[Stated exercise] Looking through the listing, how many of its lines hold the word "title"? Answer with only the number.

[Extracted data]
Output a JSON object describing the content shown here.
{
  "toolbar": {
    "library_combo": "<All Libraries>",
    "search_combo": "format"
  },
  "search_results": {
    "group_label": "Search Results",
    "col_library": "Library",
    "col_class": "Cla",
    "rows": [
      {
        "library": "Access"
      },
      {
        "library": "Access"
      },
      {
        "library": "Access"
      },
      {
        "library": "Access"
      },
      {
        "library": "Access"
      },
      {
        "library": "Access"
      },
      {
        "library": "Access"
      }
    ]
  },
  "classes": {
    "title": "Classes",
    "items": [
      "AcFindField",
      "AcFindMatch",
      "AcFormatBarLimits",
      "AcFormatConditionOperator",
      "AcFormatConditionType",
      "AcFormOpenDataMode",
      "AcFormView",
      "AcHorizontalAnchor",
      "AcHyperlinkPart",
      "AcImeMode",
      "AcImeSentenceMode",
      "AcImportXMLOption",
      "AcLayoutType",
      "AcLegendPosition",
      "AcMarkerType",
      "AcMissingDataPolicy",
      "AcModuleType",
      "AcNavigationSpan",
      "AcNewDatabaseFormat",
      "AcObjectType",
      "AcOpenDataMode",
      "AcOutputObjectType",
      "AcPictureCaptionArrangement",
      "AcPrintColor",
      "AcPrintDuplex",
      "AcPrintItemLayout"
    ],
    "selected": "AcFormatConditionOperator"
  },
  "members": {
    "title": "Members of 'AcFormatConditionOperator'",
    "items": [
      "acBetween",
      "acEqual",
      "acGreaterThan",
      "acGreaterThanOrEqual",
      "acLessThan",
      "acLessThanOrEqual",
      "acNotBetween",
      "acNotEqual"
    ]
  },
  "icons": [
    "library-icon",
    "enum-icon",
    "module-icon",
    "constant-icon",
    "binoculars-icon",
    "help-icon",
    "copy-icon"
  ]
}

[Full response] 2